--- Start ---

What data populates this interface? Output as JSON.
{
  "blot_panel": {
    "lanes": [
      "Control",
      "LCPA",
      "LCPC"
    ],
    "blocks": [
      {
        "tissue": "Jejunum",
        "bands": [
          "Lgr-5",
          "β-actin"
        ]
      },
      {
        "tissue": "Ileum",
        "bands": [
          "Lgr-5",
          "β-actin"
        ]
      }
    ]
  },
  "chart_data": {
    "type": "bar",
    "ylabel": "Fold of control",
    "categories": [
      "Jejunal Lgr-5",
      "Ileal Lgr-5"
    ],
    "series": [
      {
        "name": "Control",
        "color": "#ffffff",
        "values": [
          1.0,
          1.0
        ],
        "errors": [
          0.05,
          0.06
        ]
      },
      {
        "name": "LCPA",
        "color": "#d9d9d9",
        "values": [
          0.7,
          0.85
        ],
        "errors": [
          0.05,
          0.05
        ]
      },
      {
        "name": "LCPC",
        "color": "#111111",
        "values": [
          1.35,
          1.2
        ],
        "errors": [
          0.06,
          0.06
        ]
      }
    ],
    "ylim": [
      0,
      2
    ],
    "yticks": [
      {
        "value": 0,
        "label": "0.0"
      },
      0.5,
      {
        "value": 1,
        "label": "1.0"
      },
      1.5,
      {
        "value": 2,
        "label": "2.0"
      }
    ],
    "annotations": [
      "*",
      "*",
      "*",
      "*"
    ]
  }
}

--- End ---

** Aim **
Write out the entries above word for word.

** Reply **
What data populates this interface? Output as JSON.
{
  "blot_panel": {
    "lanes": [
      "Control",
      "LCPA",
      "LCPC"
    ],
    "blocks": [
      {
        "tissue": "Jejunum",
        "bands": [
          "Lgr-5",
          "β-actin"
        ]
      },
      {
        "tissue": "Ileum",
        "bands": [
          "Lgr-5",
          "β-actin"
        ]
      }
    ]
  },
  "chart_data": {
    "type": "bar",
    "ylabel": "Fold of control",
    "categories": [
      "Jejunal Lgr-5",
      "Ileal Lgr-5"
    ],
    "series": [
      {
        "name": "Control",
        "color": "#ffffff",
        "values": [
          1.0,
          1.0
        ],
        "errors": [
          0.05,
          0.06
        ]
      },
      {
        "name": "LCPA",
        "color": "#d9d9d9",
        "values": [
          0.7,
          0.85
        ],
        "errors": [
          0.05,
          0.05
        ]
      },
      {
        "name": "LCPC",
        "color": "#111111",
        "values": [
          1.35,
          1.2
        ],
        "errors": [
          0.06,
          0.06
        ]
      }
    ],
    "ylim": [
      0,
      2
    ],
    "yticks": [
      {
        "value": 0,
        "label": "0.0"
      },
      0.5,
      {
        "value": 1,
        "label": "1.0"
      },
      1.5,
      {
        "value": 2,
        "label": "2.0"
      }
    ],
    "annotations": [
      "*",
      "*",
      "*",
      "*"
    ]
  }
}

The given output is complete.